[Source data]
* start *

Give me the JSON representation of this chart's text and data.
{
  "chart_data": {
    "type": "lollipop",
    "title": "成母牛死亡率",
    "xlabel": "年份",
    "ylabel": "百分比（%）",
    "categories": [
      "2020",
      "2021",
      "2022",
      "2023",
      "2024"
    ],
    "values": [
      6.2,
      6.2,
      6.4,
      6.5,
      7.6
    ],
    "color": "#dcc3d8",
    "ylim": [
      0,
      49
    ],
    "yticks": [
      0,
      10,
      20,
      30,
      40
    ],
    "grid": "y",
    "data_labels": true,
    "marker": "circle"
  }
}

* end *

Problem to solve: Quote all the records exactly, please, leaving none out.

Answer to the problem:
Give me the JSON representation of this chart's text and data.
{
  "chart_data": {
    "type": "lollipop",
    "title": "成母牛死亡率",
    "xlabel": "年份",
    "ylabel": "百分比（%）",
    "categories": [
      "2020",
      "2021",
      "2022",
      "2023",
      "2024"
    ],
    "values": [
      6.2,
      6.2,
      6.4,
      6.5,
      7.6
    ],
    "color": "#dcc3d8",
    "ylim": [
      0,
      49
    ],
    "yticks": [
      0,
      10,
      20,
      30,
      40
    ],
    "grid": "y",
    "data_labels": true,
    "marker": "circle"
  }
}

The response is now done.